EXERCISE PROMPT: Every line from the one that contains "Decode this image" to the last line of the listing below should be quoted verbatim. Pictures are excluded.

■ ■ ■ ■ ■

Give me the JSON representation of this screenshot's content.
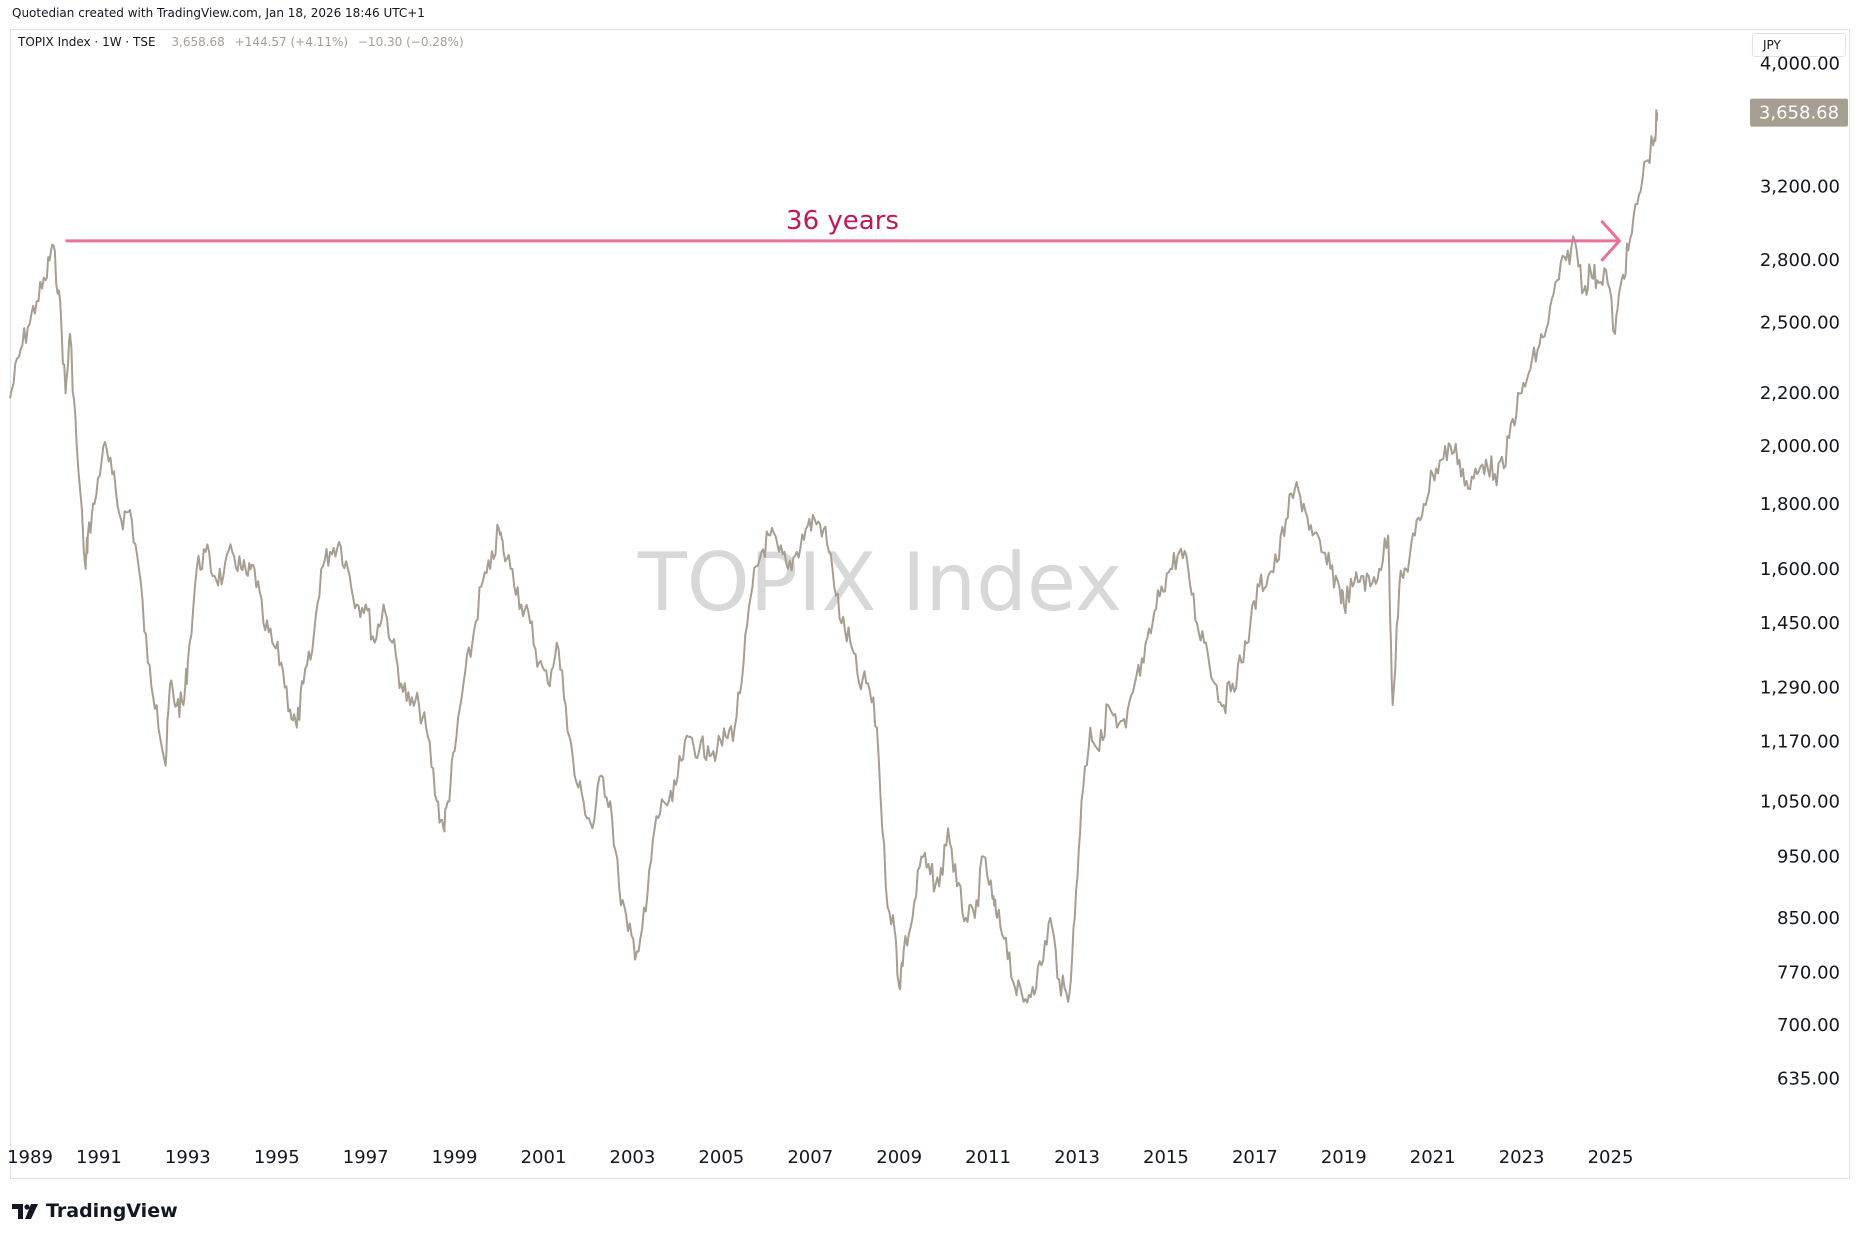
{
  "credit": "Quotedian created with TradingView.com, Jan 18, 2026 18:46 UTC+1",
  "legend": {
    "symbol": "TOPIX Index · 1W · TSE",
    "last": "3,658.68",
    "change": "+144.57 (+4.11%)",
    "change2": "−10.30 (−0.28%)"
  },
  "currency": "JPY",
  "watermark": "TOPIX Index",
  "brand": "TradingView",
  "colors": {
    "line": "#a79e92",
    "annotation": "#e8709a",
    "annotation_text": "#c2185b",
    "last_bg": "#a79e92"
  },
  "icons": {
    "brand_logo": "tradingview-logo-icon"
  },
  "chart_data": {
    "type": "line",
    "title": "",
    "xlabel": "",
    "ylabel": "",
    "y_scale": "log",
    "ylim": [
      600,
      4250
    ],
    "xlim": [
      1989.0,
      2027.8
    ],
    "grid": false,
    "y_ticks": [
      635,
      700,
      770,
      850,
      950,
      1050,
      1170,
      1290,
      1450,
      1600,
      1800,
      2000,
      2200,
      2500,
      2800,
      3200,
      4000
    ],
    "y_tick_labels": [
      "635.00",
      "700.00",
      "770.00",
      "850.00",
      "950.00",
      "1,050.00",
      "1,170.00",
      "1,290.00",
      "1,450.00",
      "1,600.00",
      "1,800.00",
      "2,000.00",
      "2,200.00",
      "2,500.00",
      "2,800.00",
      "3,200.00",
      "4,000.00"
    ],
    "x_ticks": [
      1989,
      1991,
      1993,
      1995,
      1997,
      1999,
      2001,
      2003,
      2005,
      2007,
      2009,
      2011,
      2013,
      2015,
      2017,
      2019,
      2021,
      2023,
      2025
    ],
    "x_tick_labels": [
      "1989",
      "1991",
      "1993",
      "1995",
      "1997",
      "1999",
      "2001",
      "2003",
      "2005",
      "2007",
      "2009",
      "2011",
      "2013",
      "2015",
      "2017",
      "2019",
      "2021",
      "2023",
      "2025"
    ],
    "series": [
      {
        "x": [
          1989.0,
          1989.2,
          1989.4,
          1989.6,
          1989.8,
          1989.95,
          1990.1,
          1990.25,
          1990.35,
          1990.5,
          1990.7,
          1990.75,
          1990.9,
          1991.1,
          1991.3,
          1991.5,
          1991.7,
          1991.9,
          1992.1,
          1992.3,
          1992.5,
          1992.6,
          1992.75,
          1992.9,
          1993.0,
          1993.2,
          1993.4,
          1993.6,
          1993.8,
          1994.0,
          1994.2,
          1994.35,
          1994.5,
          1994.7,
          1994.9,
          1995.1,
          1995.3,
          1995.45,
          1995.6,
          1995.8,
          1996.0,
          1996.2,
          1996.4,
          1996.6,
          1996.8,
          1997.0,
          1997.2,
          1997.4,
          1997.6,
          1997.8,
          1998.0,
          1998.2,
          1998.4,
          1998.6,
          1998.75,
          1998.85,
          1999.0,
          1999.2,
          1999.4,
          1999.6,
          1999.8,
          2000.0,
          2000.1,
          2000.3,
          2000.5,
          2000.7,
          2000.9,
          2001.1,
          2001.3,
          2001.5,
          2001.7,
          2001.9,
          2002.1,
          2002.3,
          2002.5,
          2002.7,
          2002.9,
          2003.1,
          2003.3,
          2003.5,
          2003.7,
          2003.9,
          2004.1,
          2004.3,
          2004.5,
          2004.7,
          2004.9,
          2005.1,
          2005.3,
          2005.5,
          2005.7,
          2005.9,
          2006.1,
          2006.3,
          2006.5,
          2006.7,
          2006.9,
          2007.1,
          2007.3,
          2007.5,
          2007.7,
          2007.9,
          2008.1,
          2008.3,
          2008.5,
          2008.7,
          2008.9,
          2009.0,
          2009.1,
          2009.3,
          2009.5,
          2009.7,
          2009.9,
          2010.1,
          2010.3,
          2010.5,
          2010.7,
          2010.9,
          2011.1,
          2011.2,
          2011.4,
          2011.6,
          2011.8,
          2012.0,
          2012.2,
          2012.4,
          2012.6,
          2012.8,
          2012.95,
          2013.1,
          2013.3,
          2013.5,
          2013.7,
          2013.9,
          2014.1,
          2014.3,
          2014.5,
          2014.7,
          2014.9,
          2015.1,
          2015.3,
          2015.5,
          2015.7,
          2015.9,
          2016.1,
          2016.3,
          2016.5,
          2016.7,
          2016.9,
          2017.1,
          2017.3,
          2017.5,
          2017.7,
          2017.9,
          2018.1,
          2018.3,
          2018.5,
          2018.7,
          2018.9,
          2019.0,
          2019.2,
          2019.4,
          2019.6,
          2019.8,
          2020.0,
          2020.1,
          2020.25,
          2020.4,
          2020.6,
          2020.8,
          2021.0,
          2021.2,
          2021.4,
          2021.6,
          2021.8,
          2022.0,
          2022.2,
          2022.4,
          2022.6,
          2022.8,
          2023.0,
          2023.2,
          2023.4,
          2023.6,
          2023.8,
          2024.0,
          2024.2,
          2024.4,
          2024.55,
          2024.7,
          2024.9,
          2025.1,
          2025.25,
          2025.4,
          2025.6,
          2025.8,
          2026.0,
          2026.05
        ],
        "y": [
          2180,
          2350,
          2480,
          2600,
          2700,
          2880,
          2650,
          2200,
          2450,
          2000,
          1600,
          1700,
          1800,
          2000,
          1900,
          1750,
          1780,
          1600,
          1350,
          1250,
          1120,
          1300,
          1250,
          1250,
          1350,
          1600,
          1650,
          1580,
          1580,
          1650,
          1600,
          1580,
          1600,
          1450,
          1400,
          1350,
          1240,
          1200,
          1300,
          1380,
          1600,
          1650,
          1680,
          1600,
          1500,
          1500,
          1400,
          1500,
          1400,
          1300,
          1250,
          1250,
          1180,
          1050,
          1000,
          1050,
          1150,
          1300,
          1400,
          1550,
          1600,
          1720,
          1650,
          1600,
          1500,
          1450,
          1350,
          1300,
          1400,
          1250,
          1100,
          1050,
          1000,
          1100,
          1050,
          900,
          830,
          800,
          860,
          1000,
          1050,
          1050,
          1130,
          1180,
          1150,
          1160,
          1150,
          1180,
          1200,
          1350,
          1550,
          1650,
          1700,
          1650,
          1600,
          1650,
          1720,
          1750,
          1720,
          1600,
          1450,
          1400,
          1300,
          1300,
          1200,
          900,
          830,
          750,
          800,
          850,
          950,
          920,
          900,
          1000,
          900,
          850,
          850,
          950,
          880,
          850,
          820,
          750,
          730,
          750,
          780,
          850,
          760,
          730,
          850,
          1050,
          1200,
          1150,
          1250,
          1200,
          1200,
          1300,
          1350,
          1450,
          1550,
          1600,
          1650,
          1600,
          1450,
          1400,
          1300,
          1250,
          1300,
          1350,
          1450,
          1550,
          1580,
          1620,
          1750,
          1850,
          1800,
          1700,
          1650,
          1600,
          1550,
          1500,
          1550,
          1580,
          1550,
          1600,
          1700,
          1250,
          1550,
          1600,
          1700,
          1800,
          1900,
          1950,
          2000,
          1950,
          1850,
          1900,
          1950,
          1900,
          1920,
          2100,
          2200,
          2300,
          2400,
          2500,
          2700,
          2800,
          2900,
          2650,
          2750,
          2700,
          2750,
          2450,
          2700,
          2850,
          3100,
          3350,
          3500,
          3658.68
        ]
      }
    ],
    "last_value_label": "3,658.68",
    "annotation": {
      "text": "36 years",
      "x_start": 1990.25,
      "x_end": 2025.2,
      "y": 2900
    }
  }
}
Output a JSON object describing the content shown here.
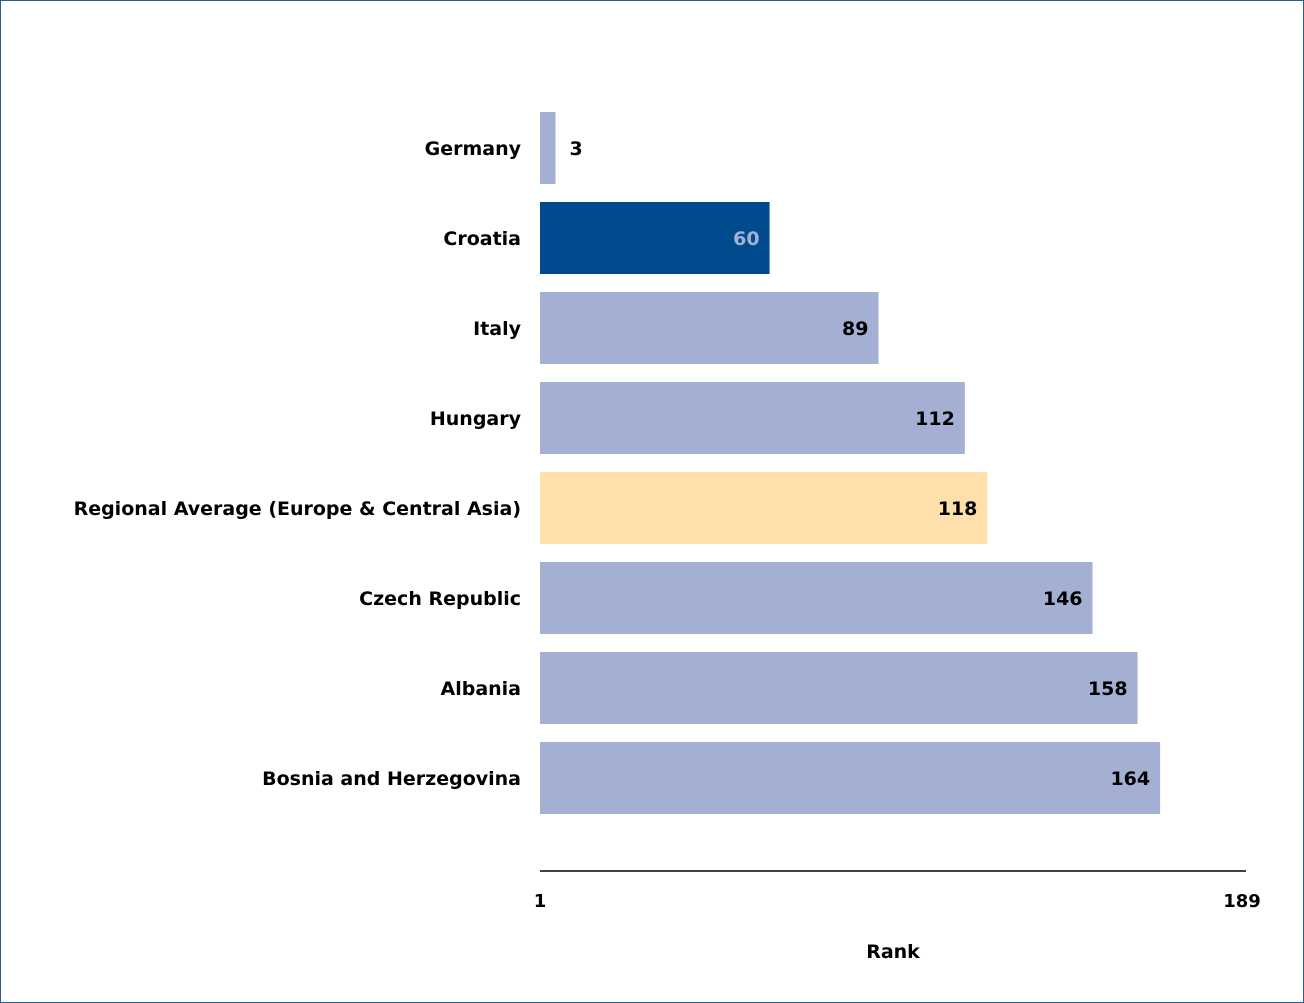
{
  "chart_data": {
    "type": "bar",
    "orientation": "horizontal",
    "categories": [
      "Germany",
      "Croatia",
      "Italy",
      "Hungary",
      "Regional Average (Europe & Central Asia)",
      "Czech Republic",
      "Albania",
      "Bosnia and Herzegovina"
    ],
    "values": [
      3,
      60,
      89,
      112,
      118,
      146,
      158,
      164
    ],
    "xlabel": "Rank",
    "xlim": [
      1,
      189
    ],
    "tick_labels": [
      "1",
      "189"
    ],
    "grid": false,
    "legend": "none",
    "colors": {
      "default": "#a3b0d3",
      "highlight": "#004b8d",
      "regional": "#ffdfaa",
      "highlight_label": "#a3b0d3",
      "label": "#000000",
      "frame": "#2e5c8a"
    },
    "highlight_index": 1,
    "regional_index": 4
  }
}
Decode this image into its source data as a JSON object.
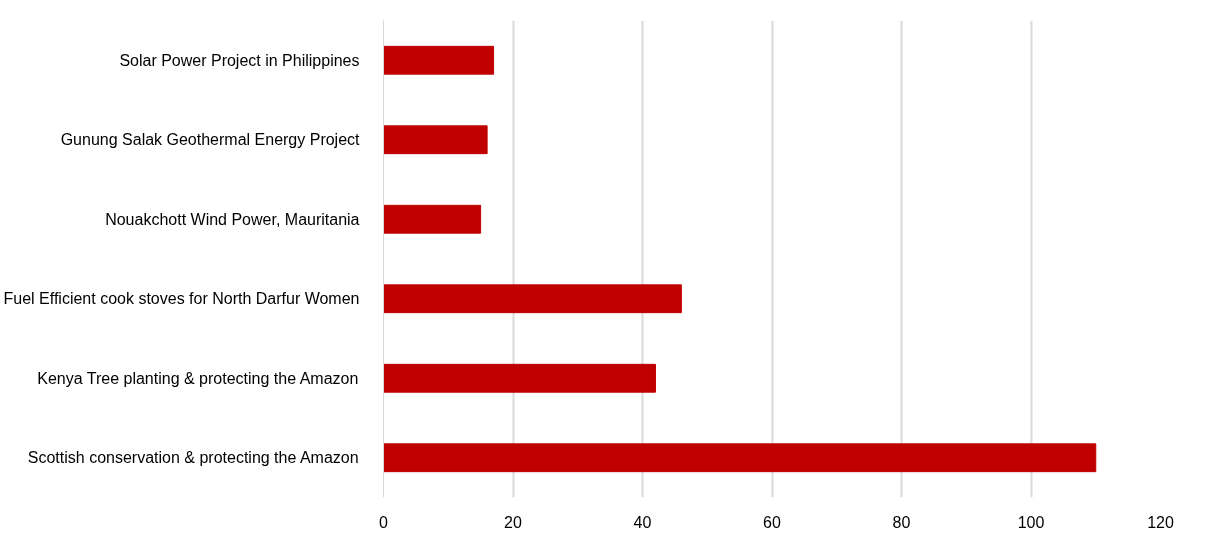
{
  "chart_data": {
    "type": "bar",
    "orientation": "horizontal",
    "categories": [
      "Solar Power Project in Philippines",
      "Gunung Salak Geothermal Energy Project",
      "Nouakchott Wind Power, Mauritania",
      "Fuel Efficient cook stoves for North Darfur Women",
      "Kenya Tree planting & protecting the Amazon",
      "Scottish conservation & protecting the Amazon"
    ],
    "values": [
      17,
      16,
      15,
      46,
      42,
      110
    ],
    "color": "#c00000",
    "xlim": [
      0,
      120
    ],
    "xticks": [
      0,
      20,
      40,
      60,
      80,
      100,
      120
    ],
    "grid": "x"
  }
}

■ ■ ■ ■ ■

FINISHED TASK:
Decode this image into its source data as a JSON object.
{
  "chart_data": {
    "type": "bar",
    "orientation": "horizontal",
    "categories": [
      "Solar Power Project in Philippines",
      "Gunung Salak Geothermal Energy Project",
      "Nouakchott Wind Power, Mauritania",
      "Fuel Efficient cook stoves for North Darfur Women",
      "Kenya Tree planting & protecting the Amazon",
      "Scottish conservation & protecting the Amazon"
    ],
    "values": [
      17,
      16,
      15,
      46,
      42,
      110
    ],
    "color": "#c00000",
    "xlim": [
      0,
      120
    ],
    "xticks": [
      0,
      20,
      40,
      60,
      80,
      100,
      120
    ],
    "grid": "x"
  }
}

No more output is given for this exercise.